• [Instructions for the task]:
Reproduce the listing below word for word, omitting the picture.

-- start of Source data --

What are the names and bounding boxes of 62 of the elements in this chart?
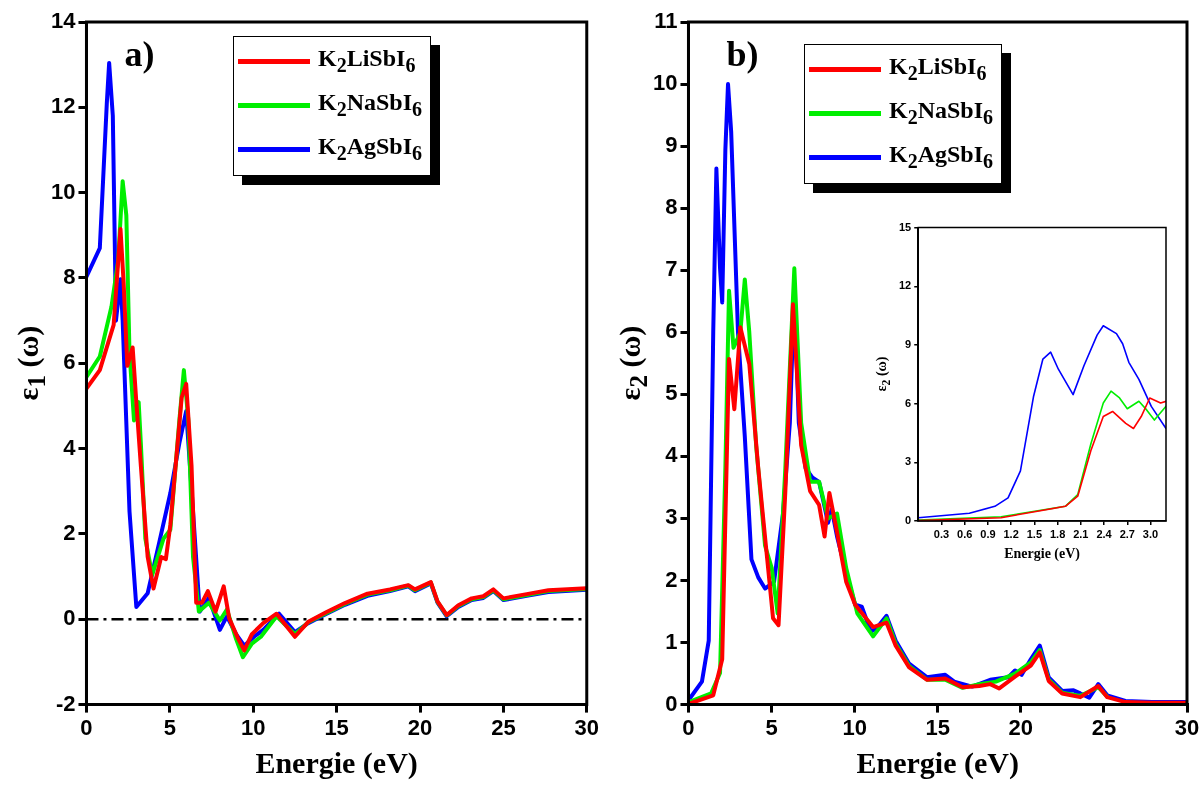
x-tick-label: 1.8	[1049, 527, 1066, 540]
x-tick-label: 15	[925, 714, 950, 740]
x-axis-title: Energie (eV)	[856, 745, 1019, 780]
y-tick-label: 15	[898, 220, 912, 233]
y-tick-label: 0	[63, 605, 76, 631]
y-tick-label: 0	[665, 690, 678, 716]
annotation: a)	[124, 34, 155, 74]
x-tick-label: 5	[765, 714, 778, 740]
legend-label: K$_{2}$AgSbI$_{6}$	[889, 141, 994, 173]
x-axis-title: Energie (eV)	[255, 745, 418, 780]
y-tick-label: 1	[665, 628, 678, 654]
y-tick-label: 8	[63, 264, 76, 290]
x-tick-label: 25	[491, 714, 516, 740]
y-tick-label: 5	[665, 380, 678, 406]
y-tick-label: 11	[654, 8, 678, 34]
y-tick-label: 2	[63, 520, 76, 546]
y-tick-label: 7	[665, 256, 678, 282]
y-tick-label: 0	[905, 514, 912, 527]
x-tick-label: 30	[1174, 714, 1200, 740]
y-tick-label: 3	[905, 455, 912, 468]
x-tick-label: 0	[682, 714, 695, 740]
x-tick-label: 0.9	[980, 527, 996, 540]
y-tick-label: 9	[665, 132, 678, 158]
y-tick-label: 10	[652, 70, 678, 96]
x-tick-label: 0.3	[933, 527, 950, 540]
x-tick-label: 30	[574, 714, 600, 740]
x-tick-label: 25	[1091, 714, 1117, 740]
y-tick-label: 9	[905, 337, 912, 350]
y-tick-label: 4	[665, 442, 679, 468]
legend-label: K$_{2}$NaSbI$_{6}$	[318, 89, 423, 121]
y-tick-label: 6	[665, 318, 678, 344]
y-tick-label: 10	[50, 178, 76, 204]
y-tick-label: 4	[63, 434, 77, 460]
y-tick-label: 12	[898, 279, 912, 292]
y-tick-label: 3	[665, 504, 678, 530]
x-tick-label: 0.6	[957, 527, 973, 540]
x-tick-label: 2.4	[1096, 527, 1113, 540]
x-tick-label: 10	[240, 714, 266, 740]
x-tick-label: 1.2	[1003, 527, 1019, 540]
x-tick-label: 2.7	[1119, 527, 1135, 540]
y-tick-label: -2	[55, 690, 76, 716]
legend-label: K$_{2}$LiSbI$_{6}$	[889, 53, 987, 85]
x-axis-title: Energie (eV)	[1004, 546, 1081, 563]
legend-label: K$_{2}$NaSbI$_{6}$	[889, 97, 994, 129]
y-tick-label: 8	[665, 194, 678, 220]
annotation: b)	[726, 34, 759, 74]
x-tick-label: 0	[80, 714, 93, 740]
y-tick-label: 6	[905, 396, 912, 409]
y-tick-label: 12	[50, 93, 76, 119]
x-tick-label: 15	[324, 714, 349, 740]
y-tick-label: 2	[665, 566, 678, 592]
y-tick-label: 6	[63, 349, 76, 375]
x-tick-label: 5	[163, 714, 176, 740]
x-tick-label: 2.1	[1073, 527, 1089, 540]
x-tick-label: 20	[407, 714, 433, 740]
x-tick-label: 10	[842, 714, 867, 740]
x-tick-label: 20	[1008, 714, 1034, 740]
x-tick-label: 3.0	[1142, 527, 1159, 540]
x-tick-label: 1.5	[1026, 527, 1043, 540]
legend-label: K$_{2}$LiSbI$_{6}$	[318, 45, 416, 77]
legend-label: K$_{2}$AgSbI$_{6}$	[318, 133, 423, 165]
y-tick-label: 14	[50, 8, 77, 34]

-- end of Source data --

• [Solution]:
What are the names and bounding boxes of 62 of the elements in this chart?
x-tick-label: 1.8	[1049, 527, 1066, 540]
x-tick-label: 15	[925, 714, 950, 740]
x-axis-title: Energie (eV)	[856, 745, 1019, 780]
y-tick-label: 15	[898, 220, 912, 233]
y-tick-label: 0	[63, 605, 76, 631]
y-tick-label: 0	[665, 690, 678, 716]
annotation: a)	[124, 34, 155, 74]
x-tick-label: 5	[765, 714, 778, 740]
legend-label: K$_{2}$AgSbI$_{6}$	[889, 141, 994, 173]
x-axis-title: Energie (eV)	[255, 745, 418, 780]
y-tick-label: 1	[665, 628, 678, 654]
y-tick-label: 8	[63, 264, 76, 290]
x-tick-label: 25	[491, 714, 516, 740]
y-tick-label: 5	[665, 380, 678, 406]
y-tick-label: 11	[654, 8, 678, 34]
y-tick-label: 2	[63, 520, 76, 546]
y-tick-label: 7	[665, 256, 678, 282]
y-tick-label: 0	[905, 514, 912, 527]
x-tick-label: 30	[1174, 714, 1200, 740]
y-tick-label: 3	[905, 455, 912, 468]
x-tick-label: 0	[682, 714, 695, 740]
x-tick-label: 0.9	[980, 527, 996, 540]
y-tick-label: 9	[665, 132, 678, 158]
y-tick-label: 10	[652, 70, 678, 96]
x-tick-label: 0.3	[933, 527, 950, 540]
x-tick-label: 30	[574, 714, 600, 740]
x-tick-label: 25	[1091, 714, 1117, 740]
y-tick-label: 9	[905, 337, 912, 350]
y-tick-label: 4	[665, 442, 679, 468]
legend-label: K$_{2}$NaSbI$_{6}$	[318, 89, 423, 121]
y-tick-label: 6	[665, 318, 678, 344]
y-tick-label: 10	[50, 178, 76, 204]
y-tick-label: 4	[63, 434, 77, 460]
y-tick-label: 12	[898, 279, 912, 292]
y-tick-label: 3	[665, 504, 678, 530]
x-tick-label: 0.6	[957, 527, 973, 540]
x-tick-label: 2.4	[1096, 527, 1113, 540]
x-tick-label: 10	[240, 714, 266, 740]
x-tick-label: 1.2	[1003, 527, 1019, 540]
x-tick-label: 2.7	[1119, 527, 1135, 540]
y-tick-label: -2	[55, 690, 76, 716]
legend-label: K$_{2}$LiSbI$_{6}$	[889, 53, 987, 85]
x-axis-title: Energie (eV)	[1004, 546, 1081, 563]
legend-label: K$_{2}$NaSbI$_{6}$	[889, 97, 994, 129]
y-tick-label: 8	[665, 194, 678, 220]
annotation: b)	[726, 34, 759, 74]
x-tick-label: 0	[80, 714, 93, 740]
y-tick-label: 6	[905, 396, 912, 409]
y-tick-label: 12	[50, 93, 76, 119]
x-tick-label: 15	[324, 714, 349, 740]
y-tick-label: 2	[665, 566, 678, 592]
y-tick-label: 6	[63, 349, 76, 375]
x-tick-label: 5	[163, 714, 176, 740]
x-tick-label: 2.1	[1073, 527, 1089, 540]
x-tick-label: 20	[407, 714, 433, 740]
x-tick-label: 10	[842, 714, 867, 740]
x-tick-label: 20	[1008, 714, 1034, 740]
x-tick-label: 3.0	[1142, 527, 1159, 540]
x-tick-label: 1.5	[1026, 527, 1043, 540]
legend-label: K$_{2}$LiSbI$_{6}$	[318, 45, 416, 77]
legend-label: K$_{2}$AgSbI$_{6}$	[318, 133, 423, 165]
y-tick-label: 14	[50, 8, 77, 34]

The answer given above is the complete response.